> _Problem statement_:
Print the entries that appear below, exactly as written and without their pictures.

(Entries taken from a collection)
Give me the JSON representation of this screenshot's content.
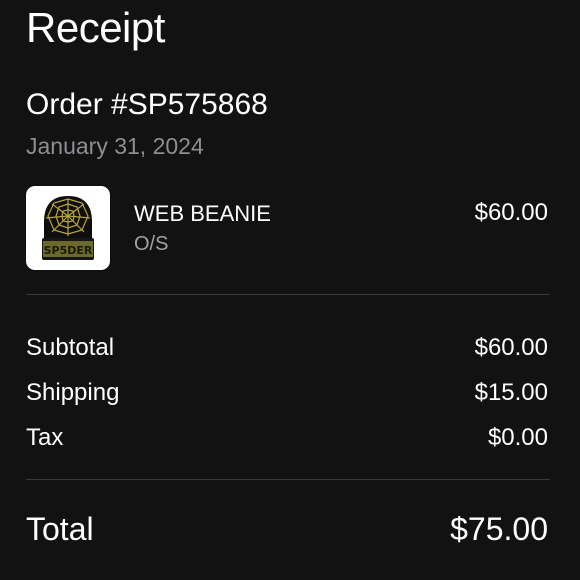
{
  "header": {
    "title": "Receipt"
  },
  "order": {
    "number": "Order #SP575868",
    "date": "January 31, 2024"
  },
  "item": {
    "name": "WEB BEANIE",
    "variant": "O/S",
    "price": "$60.00",
    "image_icon": "beanie-product-image",
    "image_text": "SP5DER"
  },
  "summary": {
    "subtotal_label": "Subtotal",
    "subtotal_value": "$60.00",
    "shipping_label": "Shipping",
    "shipping_value": "$15.00",
    "tax_label": "Tax",
    "tax_value": "$0.00"
  },
  "total": {
    "label": "Total",
    "value": "$75.00"
  },
  "colors": {
    "background": "#121212",
    "text_primary": "#ffffff",
    "text_secondary": "#8e8e93",
    "divider": "#3a3a3c",
    "beanie_body": "#0e0e0e",
    "beanie_web": "#b9a43c"
  }
}
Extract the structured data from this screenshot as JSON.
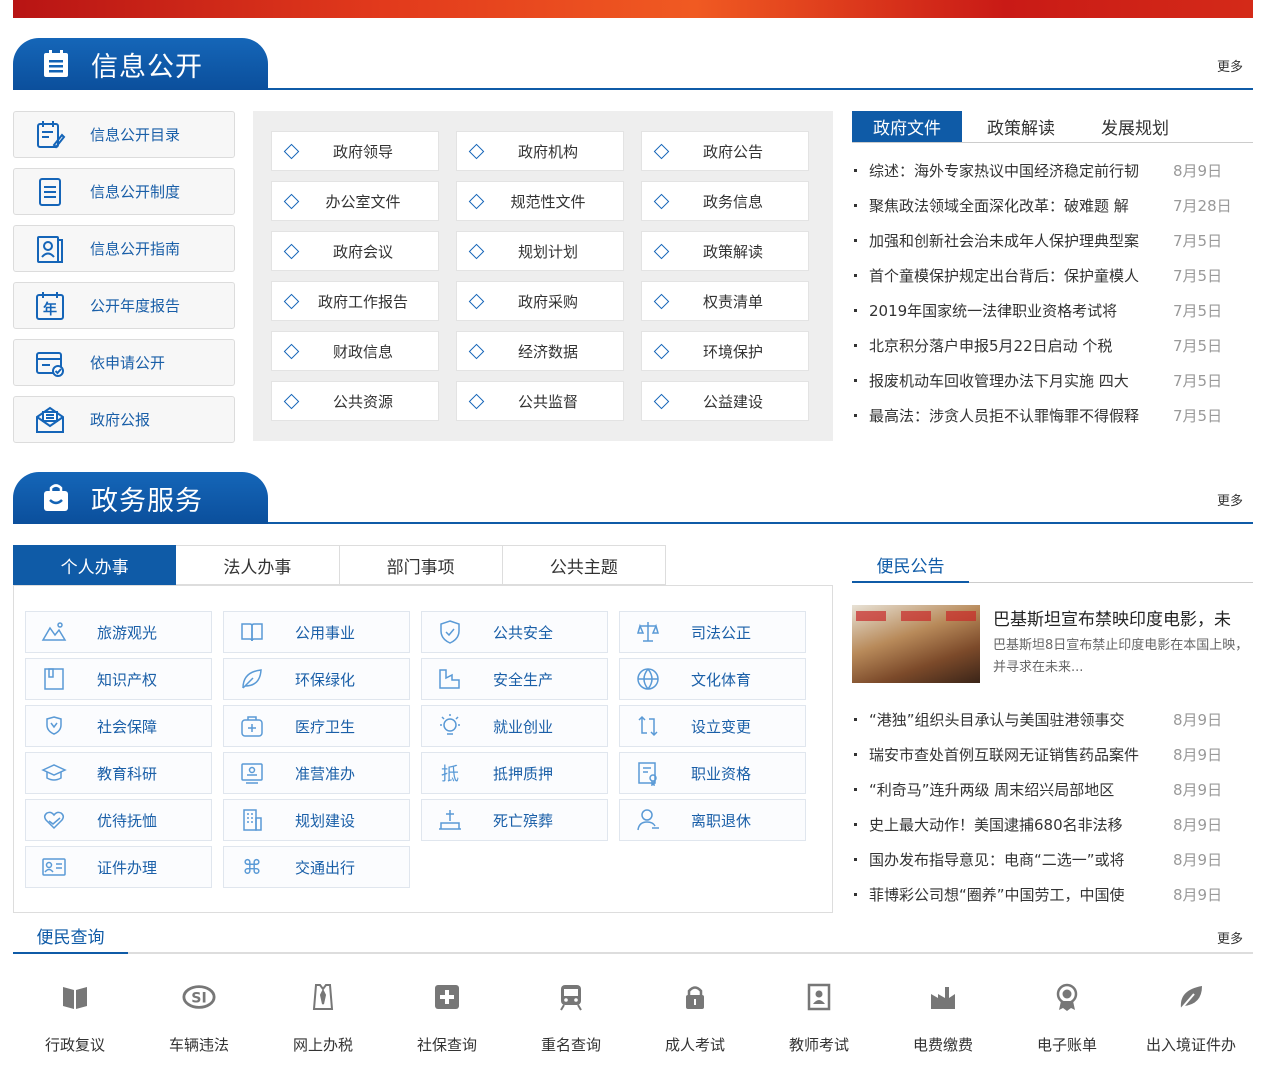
{
  "info_section": {
    "title": "信息公开",
    "more": "更多",
    "menu": [
      {
        "label": "信息公开目录",
        "icon": "catalog-edit-icon"
      },
      {
        "label": "信息公开制度",
        "icon": "document-icon"
      },
      {
        "label": "信息公开指南",
        "icon": "guide-book-icon"
      },
      {
        "label": "公开年度报告",
        "icon": "annual-calendar-icon"
      },
      {
        "label": "依申请公开",
        "icon": "application-card-icon"
      },
      {
        "label": "政府公报",
        "icon": "bulletin-mail-icon"
      }
    ],
    "grid": [
      "政府领导",
      "政府机构",
      "政府公告",
      "办公室文件",
      "规范性文件",
      "政务信息",
      "政府会议",
      "规划计划",
      "政策解读",
      "政府工作报告",
      "政府采购",
      "权责清单",
      "财政信息",
      "经济数据",
      "环境保护",
      "公共资源",
      "公共监督",
      "公益建设"
    ],
    "news_tabs": [
      "政府文件",
      "政策解读",
      "发展规划"
    ],
    "news": [
      {
        "title": "综述：海外专家热议中国经济稳定前行韧",
        "date": "8月9日"
      },
      {
        "title": "聚焦政法领域全面深化改革：破难题 解",
        "date": "7月28日"
      },
      {
        "title": "加强和创新社会治未成年人保护理典型案",
        "date": "7月5日"
      },
      {
        "title": "首个童模保护规定出台背后：保护童模人",
        "date": "7月5日"
      },
      {
        "title": "2019年国家统一法律职业资格考试将",
        "date": "7月5日"
      },
      {
        "title": "北京积分落户申报5月22日启动 个税",
        "date": "7月5日"
      },
      {
        "title": "报废机动车回收管理办法下月实施 四大",
        "date": "7月5日"
      },
      {
        "title": "最高法：涉贪人员拒不认罪悔罪不得假释",
        "date": "7月5日"
      }
    ]
  },
  "service_section": {
    "title": "政务服务",
    "more": "更多",
    "tabs": [
      "个人办事",
      "法人办事",
      "部门事项",
      "公共主题"
    ],
    "items": [
      {
        "label": "旅游观光",
        "icon": "mountain-icon"
      },
      {
        "label": "公用事业",
        "icon": "book-open-icon"
      },
      {
        "label": "公共安全",
        "icon": "shield-check-icon"
      },
      {
        "label": "司法公正",
        "icon": "scales-icon"
      },
      {
        "label": "知识产权",
        "icon": "book-mark-icon"
      },
      {
        "label": "环保绿化",
        "icon": "leaf-icon"
      },
      {
        "label": "安全生产",
        "icon": "factory-icon"
      },
      {
        "label": "文化体育",
        "icon": "basketball-icon"
      },
      {
        "label": "社会保障",
        "icon": "shield-icon"
      },
      {
        "label": "医疗卫生",
        "icon": "medical-kit-icon"
      },
      {
        "label": "就业创业",
        "icon": "lightbulb-icon"
      },
      {
        "label": "设立变更",
        "icon": "refresh-icon"
      },
      {
        "label": "教育科研",
        "icon": "graduation-cap-icon"
      },
      {
        "label": "准营准办",
        "icon": "id-card-icon"
      },
      {
        "label": "抵押质押",
        "icon": "pledge-icon"
      },
      {
        "label": "职业资格",
        "icon": "certificate-icon"
      },
      {
        "label": "优待抚恤",
        "icon": "heart-hand-icon"
      },
      {
        "label": "规划建设",
        "icon": "building-icon"
      },
      {
        "label": "死亡殡葬",
        "icon": "tomb-icon"
      },
      {
        "label": "离职退休",
        "icon": "person-icon"
      },
      {
        "label": "证件办理",
        "icon": "id-document-icon"
      },
      {
        "label": "交通出行",
        "icon": "command-icon"
      }
    ]
  },
  "notice": {
    "tab": "便民公告",
    "feature": {
      "title": "巴基斯坦宣布禁映印度电影，未",
      "desc": "巴基斯坦8日宣布禁止印度电影在本国上映，并寻求在未来..."
    },
    "news": [
      {
        "title": "“港独”组织头目承认与美国驻港领事交",
        "date": "8月9日"
      },
      {
        "title": "瑞安市查处首例互联网无证销售药品案件",
        "date": "8月9日"
      },
      {
        "title": "“利奇马”连升两级 周末绍兴局部地区",
        "date": "8月9日"
      },
      {
        "title": "史上最大动作！美国逮捕680名非法移",
        "date": "8月9日"
      },
      {
        "title": "国办发布指导意见：电商“二选一”或将",
        "date": "8月9日"
      },
      {
        "title": "菲博彩公司想“圈养”中国劳工，中国使",
        "date": "8月9日"
      }
    ]
  },
  "query": {
    "tab": "便民查询",
    "more": "更多",
    "items": [
      {
        "label": "行政复议",
        "icon": "book-icon"
      },
      {
        "label": "车辆违法",
        "icon": "si-logo-icon"
      },
      {
        "label": "网上办税",
        "icon": "shirt-tie-icon"
      },
      {
        "label": "社保查询",
        "icon": "plus-box-icon"
      },
      {
        "label": "重名查询",
        "icon": "train-icon"
      },
      {
        "label": "成人考试",
        "icon": "lock-icon"
      },
      {
        "label": "教师考试",
        "icon": "person-card-icon"
      },
      {
        "label": "电费缴费",
        "icon": "factory-icon"
      },
      {
        "label": "电子账单",
        "icon": "award-icon"
      },
      {
        "label": "出入境证件办",
        "icon": "leaf-icon"
      }
    ]
  },
  "colors": {
    "primary": "#0f5ba7",
    "link": "#1a5fa8",
    "banner": "#d42a18"
  }
}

> _The completed task_:
Give me the JSON representation of this screenshot's content.
{
  "header": {
    "title": "Receipt"
  },
  "order": {
    "number": "Order #SP575868",
    "date": "January 31, 2024"
  },
  "item": {
    "name": "WEB BEANIE",
    "variant": "O/S",
    "price": "$60.00",
    "image_icon": "beanie-product-image",
    "image_text": "SP5DER"
  },
  "summary": {
    "subtotal_label": "Subtotal",
    "subtotal_value": "$60.00",
    "shipping_label": "Shipping",
    "shipping_value": "$15.00",
    "tax_label": "Tax",
    "tax_value": "$0.00"
  },
  "total": {
    "label": "Total",
    "value": "$75.00"
  },
  "colors": {
    "background": "#121212",
    "text_primary": "#ffffff",
    "text_secondary": "#8e8e93",
    "divider": "#3a3a3c",
    "beanie_body": "#0e0e0e",
    "beanie_web": "#b9a43c"
  }
}
Extract the structured data from this screenshot as JSON.
{
  "info_section": {
    "title": "信息公开",
    "more": "更多",
    "menu": [
      {
        "label": "信息公开目录",
        "icon": "catalog-edit-icon"
      },
      {
        "label": "信息公开制度",
        "icon": "document-icon"
      },
      {
        "label": "信息公开指南",
        "icon": "guide-book-icon"
      },
      {
        "label": "公开年度报告",
        "icon": "annual-calendar-icon"
      },
      {
        "label": "依申请公开",
        "icon": "application-card-icon"
      },
      {
        "label": "政府公报",
        "icon": "bulletin-mail-icon"
      }
    ],
    "grid": [
      "政府领导",
      "政府机构",
      "政府公告",
      "办公室文件",
      "规范性文件",
      "政务信息",
      "政府会议",
      "规划计划",
      "政策解读",
      "政府工作报告",
      "政府采购",
      "权责清单",
      "财政信息",
      "经济数据",
      "环境保护",
      "公共资源",
      "公共监督",
      "公益建设"
    ],
    "news_tabs": [
      "政府文件",
      "政策解读",
      "发展规划"
    ],
    "news": [
      {
        "title": "综述：海外专家热议中国经济稳定前行韧",
        "date": "8月9日"
      },
      {
        "title": "聚焦政法领域全面深化改革：破难题 解",
        "date": "7月28日"
      },
      {
        "title": "加强和创新社会治未成年人保护理典型案",
        "date": "7月5日"
      },
      {
        "title": "首个童模保护规定出台背后：保护童模人",
        "date": "7月5日"
      },
      {
        "title": "2019年国家统一法律职业资格考试将",
        "date": "7月5日"
      },
      {
        "title": "北京积分落户申报5月22日启动 个税",
        "date": "7月5日"
      },
      {
        "title": "报废机动车回收管理办法下月实施 四大",
        "date": "7月5日"
      },
      {
        "title": "最高法：涉贪人员拒不认罪悔罪不得假释",
        "date": "7月5日"
      }
    ]
  },
  "service_section": {
    "title": "政务服务",
    "more": "更多",
    "tabs": [
      "个人办事",
      "法人办事",
      "部门事项",
      "公共主题"
    ],
    "items": [
      {
        "label": "旅游观光",
        "icon": "mountain-icon"
      },
      {
        "label": "公用事业",
        "icon": "book-open-icon"
      },
      {
        "label": "公共安全",
        "icon": "shield-check-icon"
      },
      {
        "label": "司法公正",
        "icon": "scales-icon"
      },
      {
        "label": "知识产权",
        "icon": "book-mark-icon"
      },
      {
        "label": "环保绿化",
        "icon": "leaf-icon"
      },
      {
        "label": "安全生产",
        "icon": "factory-icon"
      },
      {
        "label": "文化体育",
        "icon": "basketball-icon"
      },
      {
        "label": "社会保障",
        "icon": "shield-icon"
      },
      {
        "label": "医疗卫生",
        "icon": "medical-kit-icon"
      },
      {
        "label": "就业创业",
        "icon": "lightbulb-icon"
      },
      {
        "label": "设立变更",
        "icon": "refresh-icon"
      },
      {
        "label": "教育科研",
        "icon": "graduation-cap-icon"
      },
      {
        "label": "准营准办",
        "icon": "id-card-icon"
      },
      {
        "label": "抵押质押",
        "icon": "pledge-icon"
      },
      {
        "label": "职业资格",
        "icon": "certificate-icon"
      },
      {
        "label": "优待抚恤",
        "icon": "heart-hand-icon"
      },
      {
        "label": "规划建设",
        "icon": "building-icon"
      },
      {
        "label": "死亡殡葬",
        "icon": "tomb-icon"
      },
      {
        "label": "离职退休",
        "icon": "person-icon"
      },
      {
        "label": "证件办理",
        "icon": "id-document-icon"
      },
      {
        "label": "交通出行",
        "icon": "command-icon"
      }
    ]
  },
  "notice": {
    "tab": "便民公告",
    "feature": {
      "title": "巴基斯坦宣布禁映印度电影，未",
      "desc": "巴基斯坦8日宣布禁止印度电影在本国上映，并寻求在未来..."
    },
    "news": [
      {
        "title": "“港独”组织头目承认与美国驻港领事交",
        "date": "8月9日"
      },
      {
        "title": "瑞安市查处首例互联网无证销售药品案件",
        "date": "8月9日"
      },
      {
        "title": "“利奇马”连升两级 周末绍兴局部地区",
        "date": "8月9日"
      },
      {
        "title": "史上最大动作！美国逮捕680名非法移",
        "date": "8月9日"
      },
      {
        "title": "国办发布指导意见：电商“二选一”或将",
        "date": "8月9日"
      },
      {
        "title": "菲博彩公司想“圈养”中国劳工，中国使",
        "date": "8月9日"
      }
    ]
  },
  "query": {
    "tab": "便民查询",
    "more": "更多",
    "items": [
      {
        "label": "行政复议",
        "icon": "book-icon"
      },
      {
        "label": "车辆违法",
        "icon": "si-logo-icon"
      },
      {
        "label": "网上办税",
        "icon": "shirt-tie-icon"
      },
      {
        "label": "社保查询",
        "icon": "plus-box-icon"
      },
      {
        "label": "重名查询",
        "icon": "train-icon"
      },
      {
        "label": "成人考试",
        "icon": "lock-icon"
      },
      {
        "label": "教师考试",
        "icon": "person-card-icon"
      },
      {
        "label": "电费缴费",
        "icon": "factory-icon"
      },
      {
        "label": "电子账单",
        "icon": "award-icon"
      },
      {
        "label": "出入境证件办",
        "icon": "leaf-icon"
      }
    ]
  },
  "colors": {
    "primary": "#0f5ba7",
    "link": "#1a5fa8",
    "banner": "#d42a18"
  }
}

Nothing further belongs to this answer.